(Data excerpts)
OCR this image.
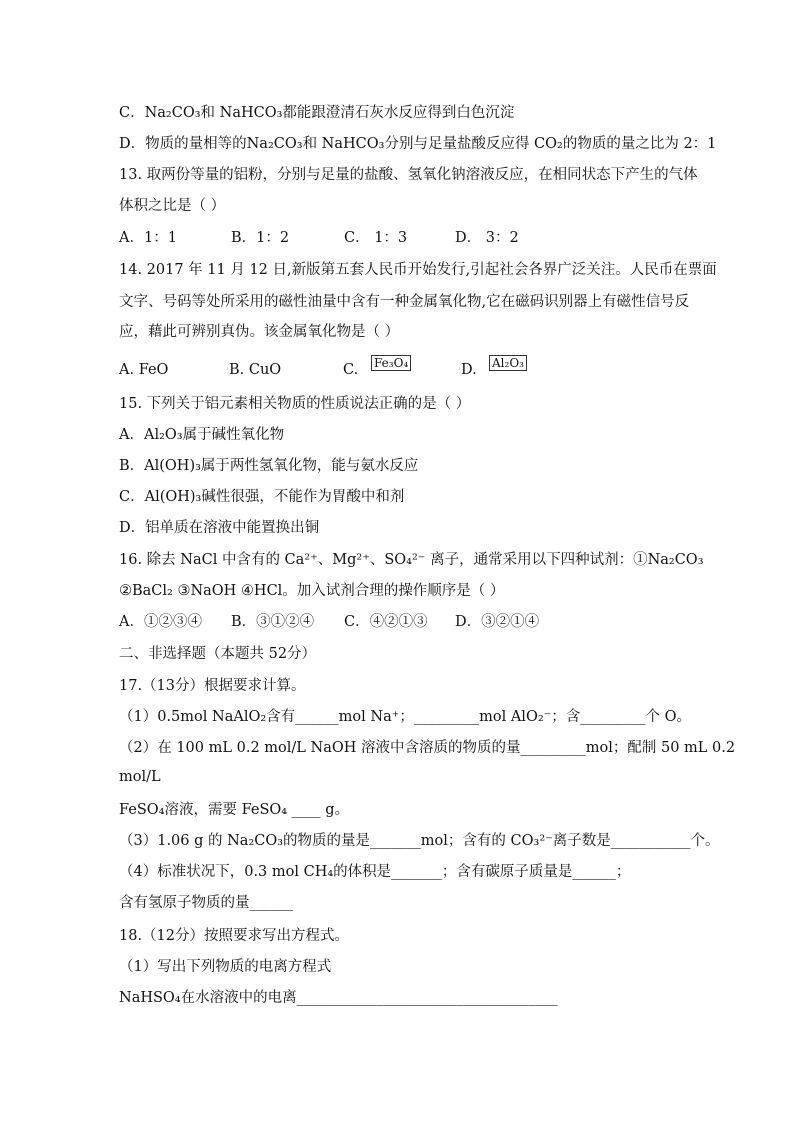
C．Na₂CO₃和 NaHCO₃都能跟澄清石灰水反应得到白色沉淀
D．物质的量相等的Na₂CO₃和 NaHCO₃分别与足量盐酸反应得 CO₂的物质的量之比为 2：1
13. 取两份等量的铝粉，分别与足量的盐酸、氢氧化钠溶液反应，在相同状态下产生的气体
体积之比是（ ）
A．1：1	B．1：2	C． 1：3	D． 3：2
14. 2017 年 11 月 12 日,新版第五套人民币开始发行,引起社会各界广泛关注。人民币在票面
文字、号码等处所采用的磁性油量中含有一种金属氧化物,它在磁码识别器上有磁性信号反
应，藉此可辨别真伪。该金属氧化物是（ ）
A. FeO	B. CuO	C. Fe₃O₄	D. Al₂O₃
15. 下列关于铝元素相关物质的性质说法正确的是（ ）
A．Al₂O₃属于碱性氧化物
B．Al(OH)₃属于两性氢氧化物，能与氨水反应
C．Al(OH)₃碱性很强，不能作为胃酸中和剂
D．铝单质在溶液中能置换出铜
16. 除去 NaCl 中含有的 Ca²⁺、Mg²⁺、SO₄²⁻ 离子，通常采用以下四种试剂：①Na₂CO₃
②BaCl₂ ③NaOH ④HCl。加入试剂合理的操作顺序是（ ）
A．①②③④ B．③①②④ C．④②①③ D．③②①④
二、非选择题（本题共 52分）
17.（13分）根据要求计算。
（1）0.5mol NaAlO₂含有______mol Na⁺；_________mol AlO₂⁻；含_________个 O。
（2）在 100 mL 0.2 mol/L NaOH 溶液中含溶质的物质的量_________mol；配制 50 mL 0.2
mol/L
FeSO₄溶液，需要 FeSO₄ ____ g。
（3）1.06 g 的 Na₂CO₃的物质的量是_______mol；含有的 CO₃²⁻离子数是___________个。
（4）标准状况下，0.3 mol CH₄的体积是_______；含有碳原子质量是______；
含有氢原子物质的量______
18.（12分）按照要求写出方程式。
（1）写出下列物质的电离方程式
NaHSO₄在水溶液中的电离____________________________________
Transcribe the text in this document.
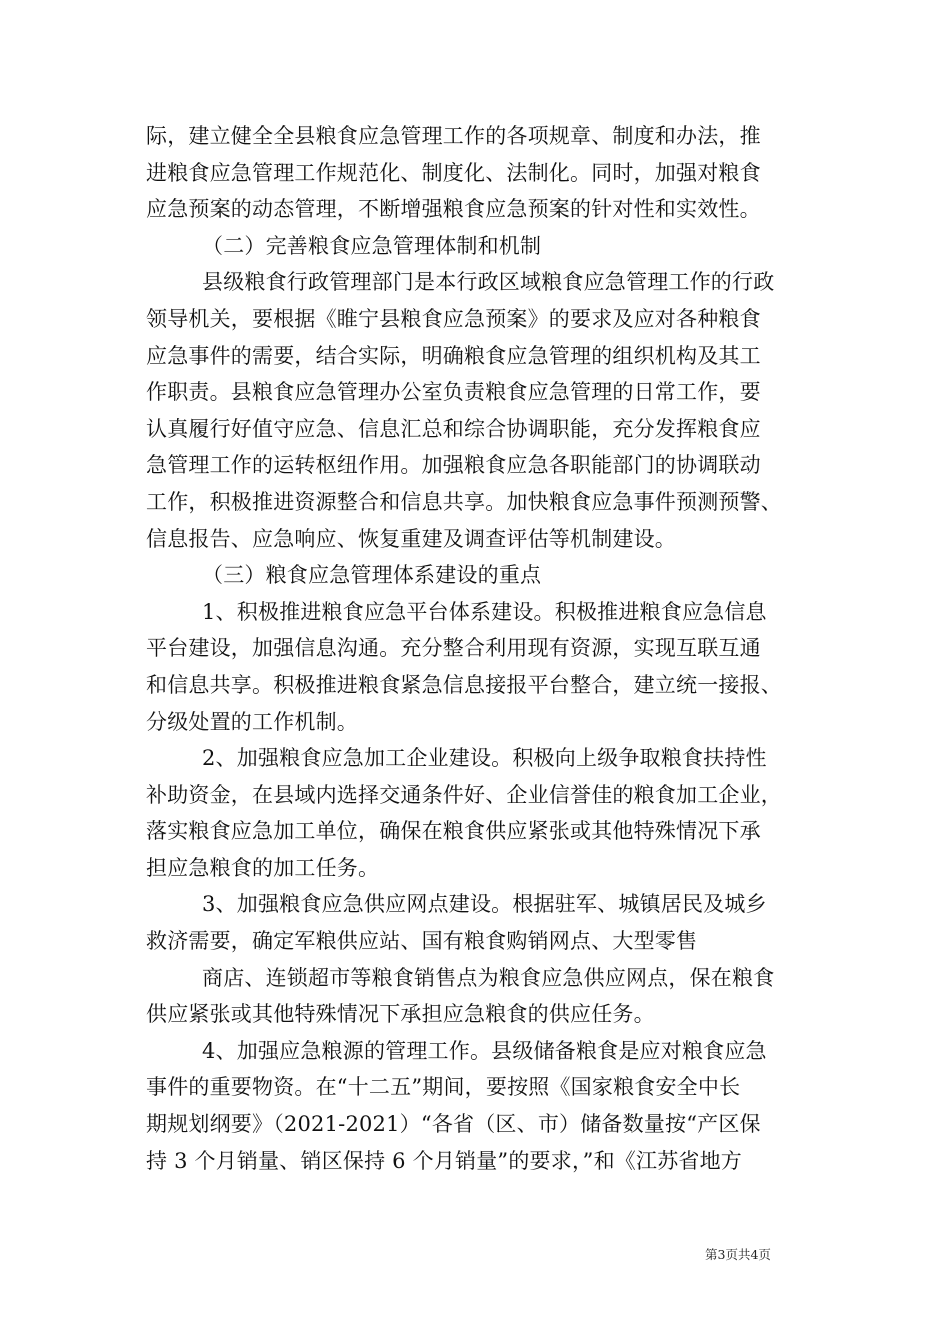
际，建立健全全县粮食应急管理工作的各项规章、制度和办法，推
进粮食应急管理工作规范化、制度化、法制化。同时，加强对粮食
应急预案的动态管理，不断增强粮食应急预案的针对性和实效性。
（二）完善粮食应急管理体制和机制
县级粮食行政管理部门是本行政区域粮食应急管理工作的行政
领导机关，要根据《睢宁县粮食应急预案》的要求及应对各种粮食
应急事件的需要，结合实际，明确粮食应急管理的组织机构及其工
作职责。县粮食应急管理办公室负责粮食应急管理的日常工作，要
认真履行好值守应急、信息汇总和综合协调职能，充分发挥粮食应
急管理工作的运转枢纽作用。加强粮食应急各职能部门的协调联动
工作，积极推进资源整合和信息共享。加快粮食应急事件预测预警、
信息报告、应急响应、恢复重建及调查评估等机制建设。
（三）粮食应急管理体系建设的重点
1、积极推进粮食应急平台体系建设。积极推进粮食应急信息
平台建设，加强信息沟通。充分整合利用现有资源，实现互联互通
和信息共享。积极推进粮食紧急信息接报平台整合，建立统一接报、
分级处置的工作机制。
2、加强粮食应急加工企业建设。积极向上级争取粮食扶持性
补助资金，在县域内选择交通条件好、企业信誉佳的粮食加工企业，
落实粮食应急加工单位，确保在粮食供应紧张或其他特殊情况下承
担应急粮食的加工任务。
3、加强粮食应急供应网点建设。根据驻军、城镇居民及城乡
救济需要，确定军粮供应站、国有粮食购销网点、大型零售
商店、连锁超市等粮食销售点为粮食应急供应网点，保在粮食
供应紧张或其他特殊情况下承担应急粮食的供应任务。
4、加强应急粮源的管理工作。县级储备粮食是应对粮食应急
事件的重要物资。在“十二五”期间，要按照《国家粮食安全中长
期规划纲要》（2021-2021）“各省（区、市）储备数量按“产区保
持 3 个月销量、销区保持 6 个月销量”的要求，”和《江苏省地方
第3页共4页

The request = Repeat the entries exactly. Pictures are excluded from the copy.

Written response =
OCR this image.
C．Na₂CO₃和 NaHCO₃都能跟澄清石灰水反应得到白色沉淀
D．物质的量相等的Na₂CO₃和 NaHCO₃分别与足量盐酸反应得 CO₂的物质的量之比为 2：1
13. 取两份等量的铝粉，分别与足量的盐酸、氢氧化钠溶液反应，在相同状态下产生的气体
体积之比是（ ）
A．1：1	B．1：2	C． 1：3	D． 3：2
14. 2017 年 11 月 12 日,新版第五套人民币开始发行,引起社会各界广泛关注。人民币在票面
文字、号码等处所采用的磁性油量中含有一种金属氧化物,它在磁码识别器上有磁性信号反
应，藉此可辨别真伪。该金属氧化物是（ ）
A. FeO	B. CuO	C. Fe₃O₄	D. Al₂O₃
15. 下列关于铝元素相关物质的性质说法正确的是（ ）
A．Al₂O₃属于碱性氧化物
B．Al(OH)₃属于两性氢氧化物，能与氨水反应
C．Al(OH)₃碱性很强，不能作为胃酸中和剂
D．铝单质在溶液中能置换出铜
16. 除去 NaCl 中含有的 Ca²⁺、Mg²⁺、SO₄²⁻ 离子，通常采用以下四种试剂：①Na₂CO₃
②BaCl₂ ③NaOH ④HCl。加入试剂合理的操作顺序是（ ）
A．①②③④ B．③①②④ C．④②①③ D．③②①④
二、非选择题（本题共 52分）
17.（13分）根据要求计算。
（1）0.5mol NaAlO₂含有______mol Na⁺；_________mol AlO₂⁻；含_________个 O。
（2）在 100 mL 0.2 mol/L NaOH 溶液中含溶质的物质的量_________mol；配制 50 mL 0.2
mol/L
FeSO₄溶液，需要 FeSO₄ ____ g。
（3）1.06 g 的 Na₂CO₃的物质的量是_______mol；含有的 CO₃²⁻离子数是___________个。
（4）标准状况下，0.3 mol CH₄的体积是_______；含有碳原子质量是______；
含有氢原子物质的量______
18.（12分）按照要求写出方程式。
（1）写出下列物质的电离方程式
NaHSO₄在水溶液中的电离____________________________________
Transcribe the text in this document.
际，建立健全全县粮食应急管理工作的各项规章、制度和办法，推
进粮食应急管理工作规范化、制度化、法制化。同时，加强对粮食
应急预案的动态管理，不断增强粮食应急预案的针对性和实效性。
（二）完善粮食应急管理体制和机制
县级粮食行政管理部门是本行政区域粮食应急管理工作的行政
领导机关，要根据《睢宁县粮食应急预案》的要求及应对各种粮食
应急事件的需要，结合实际，明确粮食应急管理的组织机构及其工
作职责。县粮食应急管理办公室负责粮食应急管理的日常工作，要
认真履行好值守应急、信息汇总和综合协调职能，充分发挥粮食应
急管理工作的运转枢纽作用。加强粮食应急各职能部门的协调联动
工作，积极推进资源整合和信息共享。加快粮食应急事件预测预警、
信息报告、应急响应、恢复重建及调查评估等机制建设。
（三）粮食应急管理体系建设的重点
1、积极推进粮食应急平台体系建设。积极推进粮食应急信息
平台建设，加强信息沟通。充分整合利用现有资源，实现互联互通
和信息共享。积极推进粮食紧急信息接报平台整合，建立统一接报、
分级处置的工作机制。
2、加强粮食应急加工企业建设。积极向上级争取粮食扶持性
补助资金，在县域内选择交通条件好、企业信誉佳的粮食加工企业，
落实粮食应急加工单位，确保在粮食供应紧张或其他特殊情况下承
担应急粮食的加工任务。
3、加强粮食应急供应网点建设。根据驻军、城镇居民及城乡
救济需要，确定军粮供应站、国有粮食购销网点、大型零售
商店、连锁超市等粮食销售点为粮食应急供应网点，保在粮食
供应紧张或其他特殊情况下承担应急粮食的供应任务。
4、加强应急粮源的管理工作。县级储备粮食是应对粮食应急
事件的重要物资。在“十二五”期间，要按照《国家粮食安全中长
期规划纲要》（2021-2021）“各省（区、市）储备数量按“产区保
持 3 个月销量、销区保持 6 个月销量”的要求，”和《江苏省地方
第3页共4页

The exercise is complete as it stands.